What you have to do: Copy out every line of the records below word for word, leaving out the pictures.

Material for the task:
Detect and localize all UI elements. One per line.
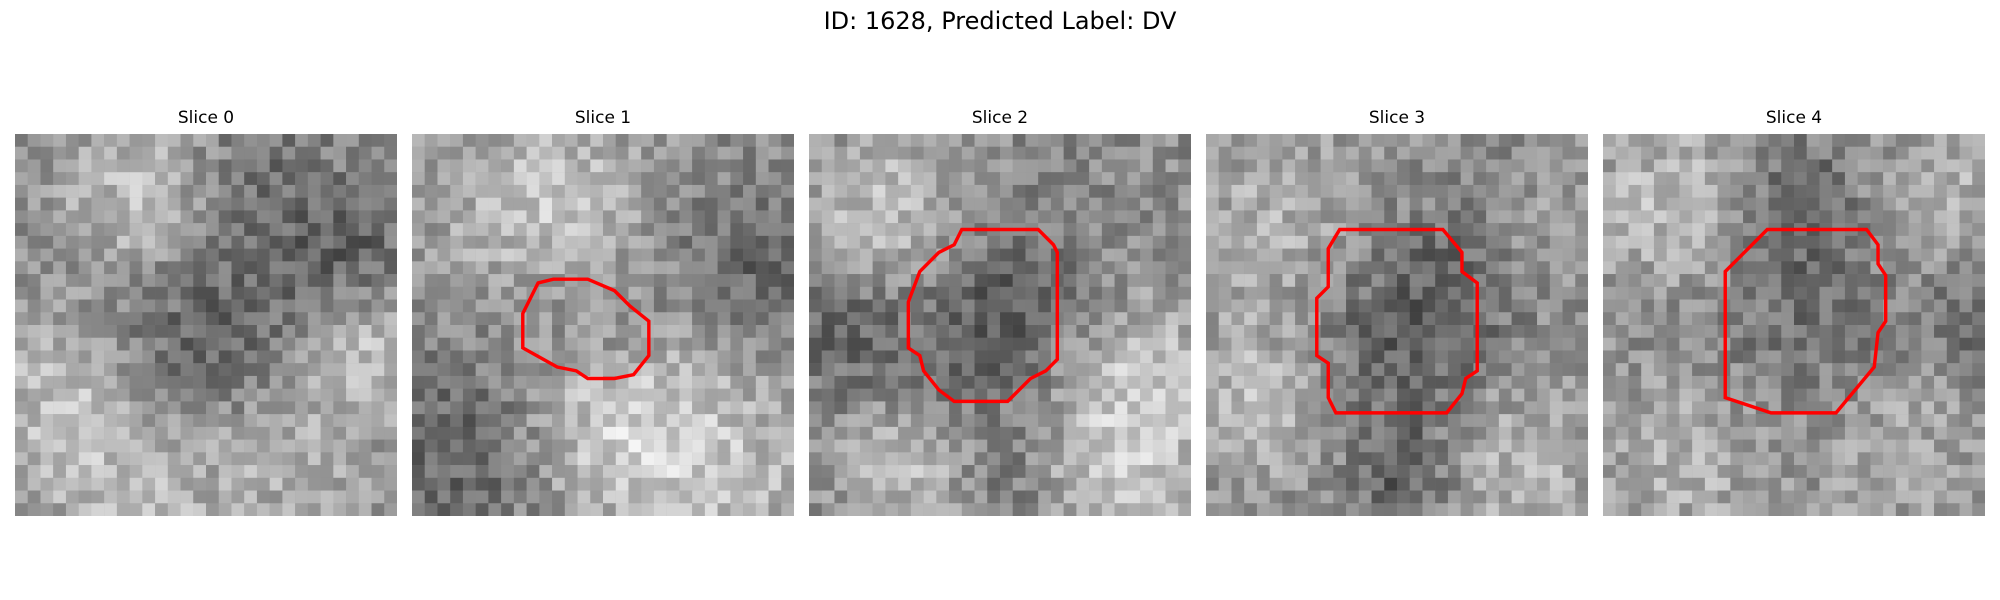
- slice-title-3: Slice 3: [1368, 108, 1426, 128]
- figure-title: ID: 1628, Predicted Label: DV: [823, 7, 1177, 35]
- slice-title-0: Slice 0: [177, 108, 235, 128]
- segmentation-contour-4: [1723, 227, 1888, 415]
- slice-pixels-4: [1603, 134, 1985, 516]
- slice-pixels-2: [809, 134, 1191, 516]
- segmentation-contour-1: [521, 277, 651, 381]
- slice-pixels-0: [15, 134, 397, 516]
- slice-image-3: [1206, 134, 1588, 516]
- slice-pixels-3: [1206, 134, 1588, 516]
- slice-pixels-1: [412, 134, 794, 516]
- slice-title-2: Slice 2: [971, 108, 1029, 128]
- slice-title-1: Slice 1: [574, 108, 632, 128]
- slice-title-4: Slice 4: [1765, 108, 1823, 128]
- slice-image-0: [15, 134, 397, 516]
- slice-image-1: [412, 134, 794, 516]
- slice-image-2: [809, 134, 1191, 516]
- segmentation-contour-2: [906, 227, 1060, 404]
- slice-image-4: [1603, 134, 1985, 516]
- segmentation-contour-3: [1315, 227, 1479, 415]
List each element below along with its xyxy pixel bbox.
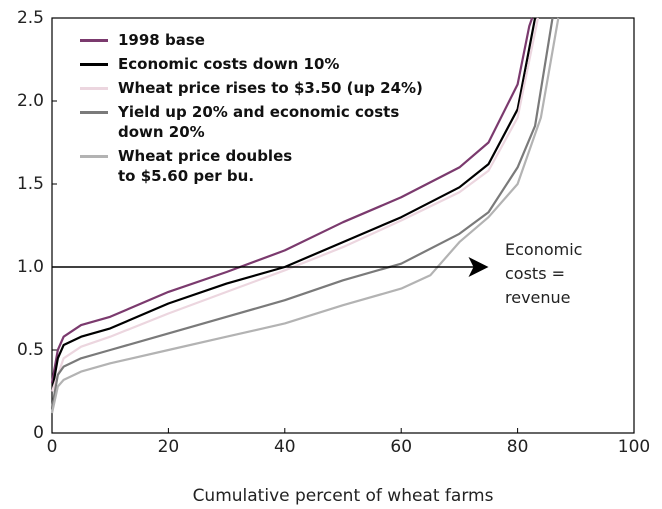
legend-item: Wheat price rises to $3.50 (up 24%) <box>80 78 423 98</box>
legend: 1998 base Economic costs down 10% Wheat pr… <box>80 30 423 190</box>
legend-swatch <box>80 39 108 42</box>
legend-swatch <box>80 155 108 158</box>
series-line <box>50 17 537 392</box>
y-tick-label: 2.0 <box>17 91 44 111</box>
x-tick-label: 60 <box>390 437 412 457</box>
annotation: Economic costs = revenue <box>505 240 583 307</box>
y-tick-label: 1.5 <box>17 174 44 194</box>
legend-label: Wheat price rises to $3.50 (up 24%) <box>118 79 423 97</box>
legend-item: 1998 base <box>80 30 423 50</box>
x-tick-label: 0 <box>47 437 58 457</box>
series-line <box>50 17 534 384</box>
legend-item: Yield up 20% and economic costs down 20% <box>80 102 423 142</box>
x-tick-label: 100 <box>618 437 650 457</box>
legend-label: Yield up 20% and economic costs down 20% <box>118 103 400 141</box>
y-tick-label: 2.5 <box>17 8 44 28</box>
series-line <box>50 17 560 414</box>
legend-swatch <box>80 87 108 90</box>
arrow-head <box>468 257 489 277</box>
x-tick-label: 20 <box>158 437 180 457</box>
legend-label: Economic costs down 10% <box>118 55 340 73</box>
legend-item: Economic costs down 10% <box>80 54 423 74</box>
y-tick-label: 1.0 <box>17 257 44 277</box>
series-line <box>50 17 540 392</box>
x-axis-label: Cumulative percent of wheat farms <box>193 486 494 506</box>
legend-label: 1998 base <box>118 31 205 49</box>
y-tick-label: 0.5 <box>17 340 44 360</box>
y-tick-label: 0 <box>33 423 44 443</box>
legend-swatch <box>80 63 108 66</box>
legend-label: Wheat price doubles to $5.60 per bu. <box>118 147 293 185</box>
legend-item: Wheat price doubles to $5.60 per bu. <box>80 146 423 186</box>
series-line <box>50 17 554 409</box>
plot-frame <box>51 17 635 434</box>
x-tick-label: 40 <box>274 437 296 457</box>
legend-swatch <box>80 111 108 114</box>
x-tick-label: 80 <box>507 437 529 457</box>
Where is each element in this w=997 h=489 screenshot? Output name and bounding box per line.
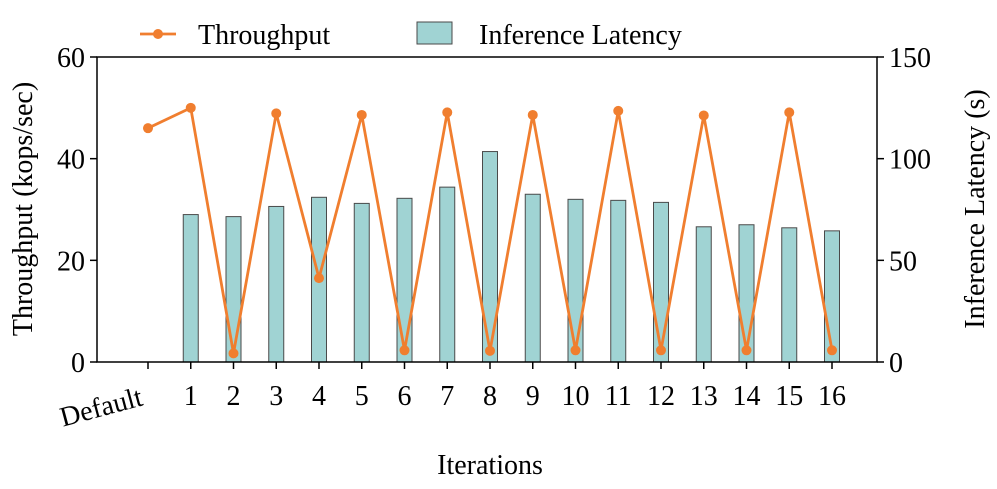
throughput-point-default xyxy=(143,123,153,134)
latency-bar-8 xyxy=(482,151,498,363)
throughput-point-11 xyxy=(613,105,624,116)
y-tick-label-right-150: 150 xyxy=(889,43,931,74)
latency-bar-10 xyxy=(567,198,584,363)
throughput-point-8 xyxy=(485,345,495,356)
latency-bars xyxy=(182,151,840,363)
latency-bar-11 xyxy=(610,199,627,363)
legend-throughput-label: Throughput xyxy=(198,20,330,51)
latency-bar-7 xyxy=(439,186,456,363)
x-tick-label-13: 13 xyxy=(690,381,718,412)
legend-latency-label: Inference Latency xyxy=(479,20,682,51)
latency-bar-9 xyxy=(524,193,541,363)
x-tick-label-8: 8 xyxy=(483,381,497,412)
y-axis-label-left: Throughput (kops/sec) xyxy=(8,82,39,336)
legend: Throughput Inference Latency xyxy=(140,20,682,51)
throughput-point-4 xyxy=(314,273,324,284)
throughput-point-16 xyxy=(827,345,837,356)
throughput-point-10 xyxy=(570,345,581,356)
throughput-point-1 xyxy=(185,102,196,113)
latency-bar-5 xyxy=(353,202,370,363)
x-tick-label-11: 11 xyxy=(605,381,632,412)
latency-bar-16 xyxy=(824,230,840,363)
latency-bar-12 xyxy=(653,201,669,363)
legend-latency-swatch xyxy=(416,21,453,45)
y-tick-label-right-100: 100 xyxy=(889,145,931,176)
x-tick-label-3: 3 xyxy=(269,381,283,412)
x-tick-label-7: 7 xyxy=(440,381,454,412)
y-tick-label-left-20: 20 xyxy=(57,246,85,277)
x-tick-label-10: 10 xyxy=(562,381,590,412)
throughput-point-13 xyxy=(698,110,709,121)
y-axis-label-right: Inference Latency (s) xyxy=(960,89,991,328)
latency-bar-14 xyxy=(738,224,755,363)
throughput-line xyxy=(143,102,837,359)
throughput-point-2 xyxy=(228,348,239,359)
latency-bar-2 xyxy=(225,216,242,363)
throughput-point-5 xyxy=(356,109,367,120)
y-tick-label-left-60: 60 xyxy=(57,43,85,74)
y-tick-label-right-0: 0 xyxy=(889,348,903,379)
x-tick-label-6: 6 xyxy=(398,381,412,412)
legend-throughput-marker xyxy=(153,29,163,39)
throughput-point-3 xyxy=(271,108,282,119)
latency-bar-1 xyxy=(182,214,199,363)
y-tick-label-left-40: 40 xyxy=(57,145,85,176)
x-tick-label-5: 5 xyxy=(355,381,369,412)
throughput-point-7 xyxy=(442,107,453,118)
x-tick-label-14: 14 xyxy=(733,381,761,412)
latency-bar-3 xyxy=(268,205,285,363)
throughput-point-12 xyxy=(656,345,666,356)
x-tick-label-2: 2 xyxy=(227,381,241,412)
throughput-point-6 xyxy=(399,345,410,356)
x-tick-label-16: 16 xyxy=(818,381,846,412)
x-tick-label-1: 1 xyxy=(184,381,198,412)
latency-bar-13 xyxy=(695,226,712,363)
y-tick-label-right-50: 50 xyxy=(889,246,917,277)
plot-frame xyxy=(96,56,878,363)
x-tick-label-default: Default xyxy=(57,382,146,434)
latency-bar-6 xyxy=(396,197,413,363)
y-tick-label-left-0: 0 xyxy=(71,348,85,379)
throughput-point-14 xyxy=(741,345,752,356)
throughput-point-15 xyxy=(784,107,795,118)
throughput-point-9 xyxy=(527,109,538,120)
x-tick-label-9: 9 xyxy=(526,381,540,412)
x-tick-label-12: 12 xyxy=(647,381,675,412)
x-tick-label-15: 15 xyxy=(775,381,803,412)
x-axis-label: Iterations xyxy=(437,450,543,481)
latency-bar-15 xyxy=(781,227,798,363)
x-tick-label-4: 4 xyxy=(312,381,326,412)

Written answer:
Detect and localize all UI elements. One per line.
- slice-title-3: Slice 3: [1368, 108, 1426, 128]
- figure-title: ID: 1628, Predicted Label: DV: [823, 7, 1177, 35]
- slice-title-0: Slice 0: [177, 108, 235, 128]
- segmentation-contour-4: [1723, 227, 1888, 415]
- slice-pixels-4: [1603, 134, 1985, 516]
- slice-pixels-2: [809, 134, 1191, 516]
- segmentation-contour-1: [521, 277, 651, 381]
- slice-pixels-0: [15, 134, 397, 516]
- slice-image-3: [1206, 134, 1588, 516]
- slice-pixels-3: [1206, 134, 1588, 516]
- slice-pixels-1: [412, 134, 794, 516]
- slice-title-2: Slice 2: [971, 108, 1029, 128]
- slice-title-1: Slice 1: [574, 108, 632, 128]
- slice-title-4: Slice 4: [1765, 108, 1823, 128]
- slice-image-0: [15, 134, 397, 516]
- slice-image-1: [412, 134, 794, 516]
- slice-image-2: [809, 134, 1191, 516]
- segmentation-contour-2: [906, 227, 1060, 404]
- slice-image-4: [1603, 134, 1985, 516]
- segmentation-contour-3: [1315, 227, 1479, 415]
List each element below along with its xyxy pixel bbox.
legend-item: Wheat price rises to $3.50 (up 24%) <box>80 78 423 98</box>
legend: 1998 base Economic costs down 10% Wheat pr… <box>80 30 423 190</box>
legend-swatch <box>80 39 108 42</box>
legend-swatch <box>80 155 108 158</box>
series-line <box>50 17 537 392</box>
y-tick-label: 2.0 <box>17 91 44 111</box>
x-tick-label: 60 <box>390 437 412 457</box>
annotation: Economic costs = revenue <box>505 240 583 307</box>
y-tick-label: 1.5 <box>17 174 44 194</box>
legend-label: Wheat price rises to $3.50 (up 24%) <box>118 79 423 97</box>
legend-item: 1998 base <box>80 30 423 50</box>
x-tick-label: 0 <box>47 437 58 457</box>
series-line <box>50 17 534 384</box>
legend-item: Yield up 20% and economic costs down 20% <box>80 102 423 142</box>
x-tick-label: 100 <box>618 437 650 457</box>
legend-label: Yield up 20% and economic costs down 20% <box>118 103 400 141</box>
y-tick-label: 2.5 <box>17 8 44 28</box>
series-line <box>50 17 560 414</box>
legend-swatch <box>80 87 108 90</box>
arrow-head <box>468 257 489 277</box>
x-tick-label: 20 <box>158 437 180 457</box>
legend-label: Economic costs down 10% <box>118 55 340 73</box>
legend-item: Economic costs down 10% <box>80 54 423 74</box>
y-tick-label: 1.0 <box>17 257 44 277</box>
series-line <box>50 17 540 392</box>
x-axis-label: Cumulative percent of wheat farms <box>193 486 494 506</box>
legend-label: 1998 base <box>118 31 205 49</box>
y-tick-label: 0.5 <box>17 340 44 360</box>
y-tick-label: 0 <box>33 423 44 443</box>
legend-swatch <box>80 63 108 66</box>
legend-label: Wheat price doubles to $5.60 per bu. <box>118 147 293 185</box>
legend-item: Wheat price doubles to $5.60 per bu. <box>80 146 423 186</box>
series-line <box>50 17 554 409</box>
plot-frame <box>51 17 635 434</box>
x-tick-label: 40 <box>274 437 296 457</box>
legend-swatch <box>80 111 108 114</box>
x-tick-label: 80 <box>507 437 529 457</box>
Where is each element in this w=997 h=489 screenshot? Output name and bounding box per line.
throughput-point-default xyxy=(143,123,153,134)
latency-bar-8 xyxy=(482,151,498,363)
throughput-point-11 xyxy=(613,105,624,116)
y-tick-label-right-150: 150 xyxy=(889,43,931,74)
latency-bar-10 xyxy=(567,198,584,363)
throughput-point-8 xyxy=(485,345,495,356)
latency-bars xyxy=(182,151,840,363)
latency-bar-11 xyxy=(610,199,627,363)
legend-throughput-label: Throughput xyxy=(198,20,330,51)
latency-bar-7 xyxy=(439,186,456,363)
x-tick-label-13: 13 xyxy=(690,381,718,412)
legend-latency-label: Inference Latency xyxy=(479,20,682,51)
latency-bar-9 xyxy=(524,193,541,363)
x-tick-label-8: 8 xyxy=(483,381,497,412)
y-axis-label-left: Throughput (kops/sec) xyxy=(8,82,39,336)
legend: Throughput Inference Latency xyxy=(140,20,682,51)
throughput-point-4 xyxy=(314,273,324,284)
throughput-point-16 xyxy=(827,345,837,356)
throughput-point-10 xyxy=(570,345,581,356)
throughput-point-1 xyxy=(185,102,196,113)
latency-bar-5 xyxy=(353,202,370,363)
x-tick-label-11: 11 xyxy=(605,381,632,412)
latency-bar-16 xyxy=(824,230,840,363)
latency-bar-12 xyxy=(653,201,669,363)
legend-latency-swatch xyxy=(416,21,453,45)
y-tick-label-right-100: 100 xyxy=(889,145,931,176)
x-tick-label-3: 3 xyxy=(269,381,283,412)
x-tick-label-7: 7 xyxy=(440,381,454,412)
y-tick-label-left-20: 20 xyxy=(57,246,85,277)
x-tick-label-10: 10 xyxy=(562,381,590,412)
throughput-point-13 xyxy=(698,110,709,121)
y-axis-label-right: Inference Latency (s) xyxy=(960,89,991,328)
latency-bar-14 xyxy=(738,224,755,363)
throughput-line xyxy=(143,102,837,359)
throughput-point-2 xyxy=(228,348,239,359)
latency-bar-2 xyxy=(225,216,242,363)
throughput-point-5 xyxy=(356,109,367,120)
y-tick-label-left-60: 60 xyxy=(57,43,85,74)
y-tick-label-right-0: 0 xyxy=(889,348,903,379)
x-tick-label-6: 6 xyxy=(398,381,412,412)
legend-throughput-marker xyxy=(153,29,163,39)
throughput-point-3 xyxy=(271,108,282,119)
latency-bar-1 xyxy=(182,214,199,363)
y-tick-label-left-40: 40 xyxy=(57,145,85,176)
x-tick-label-5: 5 xyxy=(355,381,369,412)
throughput-point-7 xyxy=(442,107,453,118)
x-tick-label-14: 14 xyxy=(733,381,761,412)
latency-bar-3 xyxy=(268,205,285,363)
throughput-point-12 xyxy=(656,345,666,356)
x-tick-label-2: 2 xyxy=(227,381,241,412)
throughput-point-6 xyxy=(399,345,410,356)
x-tick-label-16: 16 xyxy=(818,381,846,412)
x-tick-label-1: 1 xyxy=(184,381,198,412)
latency-bar-13 xyxy=(695,226,712,363)
y-tick-label-right-50: 50 xyxy=(889,246,917,277)
plot-frame xyxy=(96,56,878,363)
x-tick-label-default: Default xyxy=(57,382,146,434)
latency-bar-6 xyxy=(396,197,413,363)
y-tick-label-left-0: 0 xyxy=(71,348,85,379)
throughput-point-14 xyxy=(741,345,752,356)
throughput-point-15 xyxy=(784,107,795,118)
throughput-point-9 xyxy=(527,109,538,120)
x-tick-label-9: 9 xyxy=(526,381,540,412)
x-tick-label-12: 12 xyxy=(647,381,675,412)
x-tick-label-15: 15 xyxy=(775,381,803,412)
x-axis-label: Iterations xyxy=(437,450,543,481)
latency-bar-15 xyxy=(781,227,798,363)
x-tick-label-4: 4 xyxy=(312,381,326,412)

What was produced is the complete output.